● **DATA FOR THE TASK**
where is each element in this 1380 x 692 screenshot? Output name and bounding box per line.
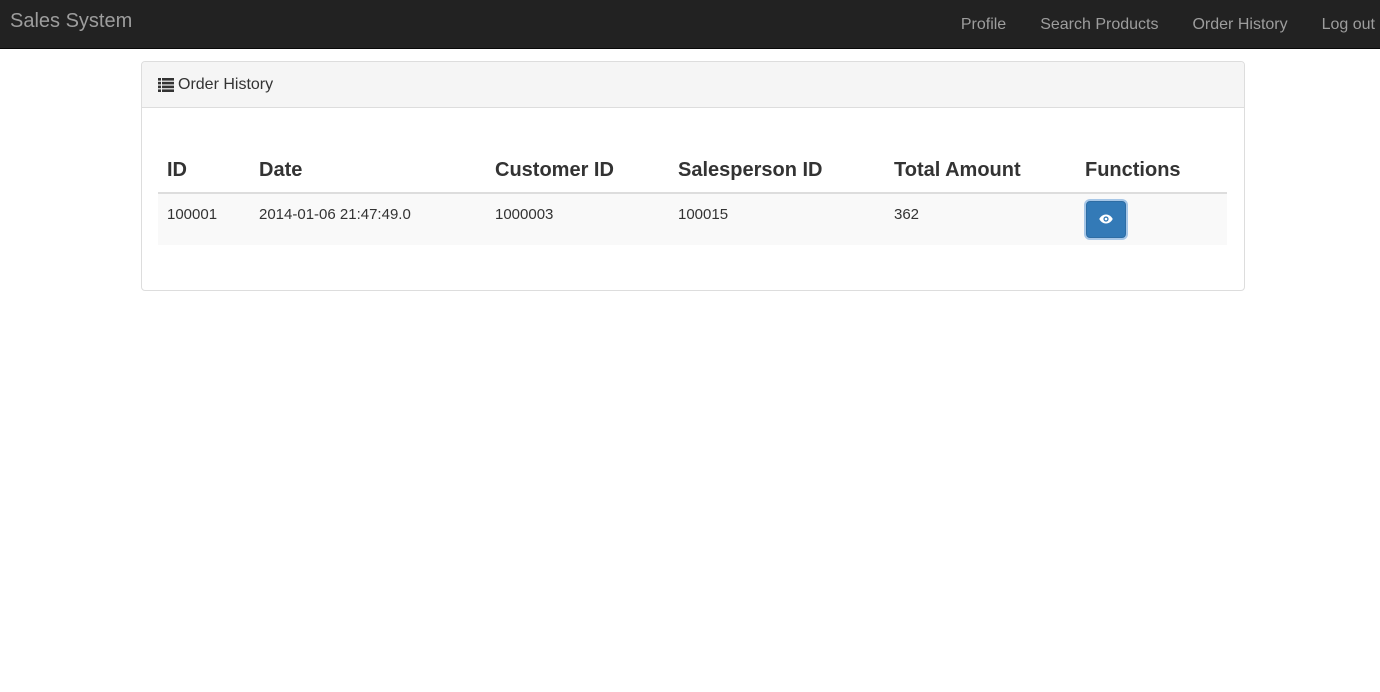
cell-total-amount: 362 [885, 193, 1076, 245]
eye-icon [1099, 211, 1113, 228]
nav-logout-link[interactable]: Log out [1305, 4, 1380, 45]
table-row: 100001 2014-01-06 21:47:49.0 1000003 100… [158, 193, 1227, 245]
panel-heading: Order History [142, 62, 1244, 108]
brand-link[interactable]: Sales System [10, 9, 132, 33]
cell-date: 2014-01-06 21:47:49.0 [250, 193, 486, 245]
header-functions: Functions [1076, 147, 1227, 194]
cell-functions [1076, 193, 1227, 245]
header-id: ID [158, 147, 250, 194]
cell-salesperson-id: 100015 [669, 193, 885, 245]
header-date: Date [250, 147, 486, 194]
list-icon [158, 77, 174, 92]
top-navbar: Sales System Profile Search Products Ord… [0, 0, 1380, 49]
view-order-button[interactable] [1086, 201, 1126, 238]
table-header-row: ID Date Customer ID Salesperson ID Total… [158, 147, 1227, 194]
cell-customer-id: 1000003 [486, 193, 669, 245]
nav-links: Profile Search Products Order History Lo… [944, 0, 1380, 49]
cell-id: 100001 [158, 193, 250, 245]
header-salesperson-id: Salesperson ID [669, 147, 885, 194]
panel-title: Order History [178, 75, 274, 93]
header-total-amount: Total Amount [885, 147, 1076, 194]
header-customer-id: Customer ID [486, 147, 669, 194]
nav-search-products-link[interactable]: Search Products [1023, 4, 1175, 45]
panel-body: ID Date Customer ID Salesperson ID Total… [142, 108, 1244, 245]
nav-order-history-link[interactable]: Order History [1175, 4, 1304, 45]
order-history-panel: Order History ID Date Customer ID Salesp… [141, 61, 1245, 291]
order-table: ID Date Customer ID Salesperson ID Total… [158, 147, 1227, 245]
nav-profile-link[interactable]: Profile [944, 4, 1023, 45]
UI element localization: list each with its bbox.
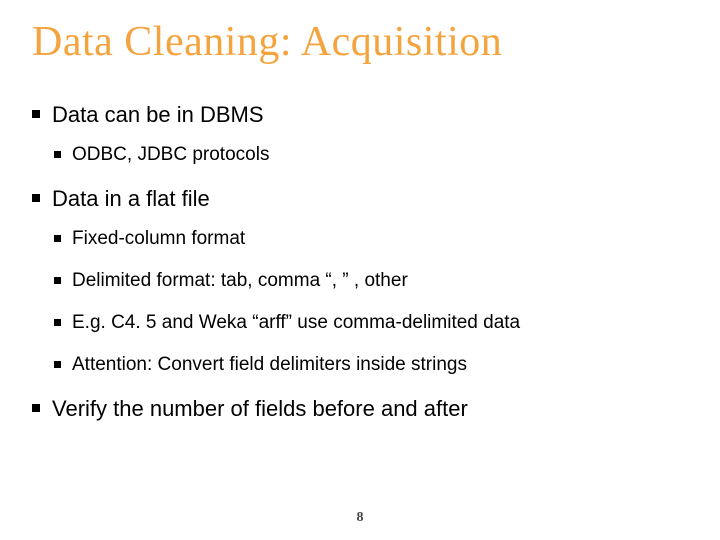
bullet-text: Data in a flat file <box>52 186 210 211</box>
sub-bullet-text: E.g. C4. 5 and Weka “arff” use comma-del… <box>72 312 520 333</box>
sub-bullet-item: Delimited format: tab, comma “, ” , othe… <box>52 270 690 292</box>
slide-title: Data Cleaning: Acquisition <box>32 18 690 66</box>
bullet-item: Data in a flat file Fixed-column format … <box>30 186 690 376</box>
bullet-item: Verify the number of fields before and a… <box>30 396 690 422</box>
bullet-item: Data can be in DBMS ODBC, JDBC protocols <box>30 102 690 166</box>
sub-bullet-text: Delimited format: tab, comma “, ” , othe… <box>72 270 408 291</box>
bullet-text: Data can be in DBMS <box>52 102 264 127</box>
bullet-list: Data can be in DBMS ODBC, JDBC protocols… <box>30 102 690 422</box>
page-number: 8 <box>0 510 720 526</box>
sub-bullet-item: Fixed-column format <box>52 228 690 250</box>
sub-bullet-text: Attention: Convert field delimiters insi… <box>72 354 467 375</box>
sub-bullet-item: E.g. C4. 5 and Weka “arff” use comma-del… <box>52 312 690 334</box>
sub-bullet-item: Attention: Convert field delimiters insi… <box>52 354 690 376</box>
sub-bullet-item: ODBC, JDBC protocols <box>52 144 690 166</box>
slide: Data Cleaning: Acquisition Data can be i… <box>0 0 720 540</box>
bullet-text: Verify the number of fields before and a… <box>52 396 468 421</box>
sub-bullet-text: Fixed-column format <box>72 228 245 249</box>
sub-bullet-list: ODBC, JDBC protocols <box>52 144 690 166</box>
sub-bullet-text: ODBC, JDBC protocols <box>72 144 269 165</box>
sub-bullet-list: Fixed-column format Delimited format: ta… <box>52 228 690 376</box>
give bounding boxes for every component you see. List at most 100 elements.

● **WHAT YOU ARE ASKED TO DO**
Output every line of the records above verbatim, omitting the pictures.

● **EXERCISE RESULT**
where is each element in this 1380 x 692 screenshot? Output name and bounding box per line.
cell-total-amount: 362 [885, 193, 1076, 245]
eye-icon [1099, 211, 1113, 228]
nav-logout-link[interactable]: Log out [1305, 4, 1380, 45]
table-row: 100001 2014-01-06 21:47:49.0 1000003 100… [158, 193, 1227, 245]
panel-heading: Order History [142, 62, 1244, 108]
brand-link[interactable]: Sales System [10, 9, 132, 33]
cell-date: 2014-01-06 21:47:49.0 [250, 193, 486, 245]
header-functions: Functions [1076, 147, 1227, 194]
cell-functions [1076, 193, 1227, 245]
header-id: ID [158, 147, 250, 194]
cell-salesperson-id: 100015 [669, 193, 885, 245]
header-date: Date [250, 147, 486, 194]
list-icon [158, 77, 174, 92]
top-navbar: Sales System Profile Search Products Ord… [0, 0, 1380, 49]
view-order-button[interactable] [1086, 201, 1126, 238]
table-header-row: ID Date Customer ID Salesperson ID Total… [158, 147, 1227, 194]
cell-customer-id: 1000003 [486, 193, 669, 245]
nav-links: Profile Search Products Order History Lo… [944, 0, 1380, 49]
cell-id: 100001 [158, 193, 250, 245]
header-salesperson-id: Salesperson ID [669, 147, 885, 194]
panel-title: Order History [178, 75, 274, 93]
header-total-amount: Total Amount [885, 147, 1076, 194]
header-customer-id: Customer ID [486, 147, 669, 194]
nav-search-products-link[interactable]: Search Products [1023, 4, 1175, 45]
panel-body: ID Date Customer ID Salesperson ID Total… [142, 108, 1244, 245]
nav-order-history-link[interactable]: Order History [1175, 4, 1304, 45]
order-history-panel: Order History ID Date Customer ID Salesp… [141, 61, 1245, 291]
order-table: ID Date Customer ID Salesperson ID Total… [158, 147, 1227, 245]
nav-profile-link[interactable]: Profile [944, 4, 1023, 45]
UI element localization: list each with its bbox.
bullet-text: Data in a flat file <box>52 186 210 211</box>
sub-bullet-text: E.g. C4. 5 and Weka “arff” use comma-del… <box>72 312 520 333</box>
sub-bullet-item: Delimited format: tab, comma “, ” , othe… <box>52 270 690 292</box>
slide-title: Data Cleaning: Acquisition <box>32 18 690 66</box>
bullet-item: Data in a flat file Fixed-column format … <box>30 186 690 376</box>
bullet-item: Verify the number of fields before and a… <box>30 396 690 422</box>
bullet-item: Data can be in DBMS ODBC, JDBC protocols <box>30 102 690 166</box>
sub-bullet-text: Delimited format: tab, comma “, ” , othe… <box>72 270 408 291</box>
bullet-text: Data can be in DBMS <box>52 102 264 127</box>
bullet-list: Data can be in DBMS ODBC, JDBC protocols… <box>30 102 690 422</box>
page-number: 8 <box>0 510 720 526</box>
sub-bullet-item: Fixed-column format <box>52 228 690 250</box>
sub-bullet-text: Attention: Convert field delimiters insi… <box>72 354 467 375</box>
sub-bullet-item: E.g. C4. 5 and Weka “arff” use comma-del… <box>52 312 690 334</box>
sub-bullet-item: Attention: Convert field delimiters insi… <box>52 354 690 376</box>
sub-bullet-item: ODBC, JDBC protocols <box>52 144 690 166</box>
slide: Data Cleaning: Acquisition Data can be i… <box>0 0 720 540</box>
bullet-text: Verify the number of fields before and a… <box>52 396 468 421</box>
sub-bullet-text: Fixed-column format <box>72 228 245 249</box>
sub-bullet-list: ODBC, JDBC protocols <box>52 144 690 166</box>
sub-bullet-text: ODBC, JDBC protocols <box>72 144 269 165</box>
sub-bullet-list: Fixed-column format Delimited format: ta… <box>52 228 690 376</box>
give bounding boxes for every component you see. List at most 100 elements.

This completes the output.